[Task to carry out] Output the data below in full, byte for byte. Nothing may differ.

** begin Rows **

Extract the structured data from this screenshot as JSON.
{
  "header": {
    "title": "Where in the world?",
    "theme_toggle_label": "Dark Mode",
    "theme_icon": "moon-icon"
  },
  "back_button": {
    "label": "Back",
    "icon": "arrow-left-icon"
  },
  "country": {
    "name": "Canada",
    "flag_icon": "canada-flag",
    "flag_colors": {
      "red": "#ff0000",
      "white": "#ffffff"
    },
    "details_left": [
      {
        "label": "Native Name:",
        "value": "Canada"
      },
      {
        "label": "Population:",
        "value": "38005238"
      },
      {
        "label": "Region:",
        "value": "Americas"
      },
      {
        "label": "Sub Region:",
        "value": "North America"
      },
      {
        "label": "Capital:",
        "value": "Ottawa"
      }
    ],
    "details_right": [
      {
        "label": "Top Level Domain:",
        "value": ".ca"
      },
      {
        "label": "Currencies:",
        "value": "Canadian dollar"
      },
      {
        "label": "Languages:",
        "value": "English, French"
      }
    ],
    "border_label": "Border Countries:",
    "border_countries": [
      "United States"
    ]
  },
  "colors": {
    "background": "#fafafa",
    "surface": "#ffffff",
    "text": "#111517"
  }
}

** end Rows **

[Solved exercise]
Extract the structured data from this screenshot as JSON.
{
  "header": {
    "title": "Where in the world?",
    "theme_toggle_label": "Dark Mode",
    "theme_icon": "moon-icon"
  },
  "back_button": {
    "label": "Back",
    "icon": "arrow-left-icon"
  },
  "country": {
    "name": "Canada",
    "flag_icon": "canada-flag",
    "flag_colors": {
      "red": "#ff0000",
      "white": "#ffffff"
    },
    "details_left": [
      {
        "label": "Native Name:",
        "value": "Canada"
      },
      {
        "label": "Population:",
        "value": "38005238"
      },
      {
        "label": "Region:",
        "value": "Americas"
      },
      {
        "label": "Sub Region:",
        "value": "North America"
      },
      {
        "label": "Capital:",
        "value": "Ottawa"
      }
    ],
    "details_right": [
      {
        "label": "Top Level Domain:",
        "value": ".ca"
      },
      {
        "label": "Currencies:",
        "value": "Canadian dollar"
      },
      {
        "label": "Languages:",
        "value": "English, French"
      }
    ],
    "border_label": "Border Countries:",
    "border_countries": [
      "United States"
    ]
  },
  "colors": {
    "background": "#fafafa",
    "surface": "#ffffff",
    "text": "#111517"
  }
}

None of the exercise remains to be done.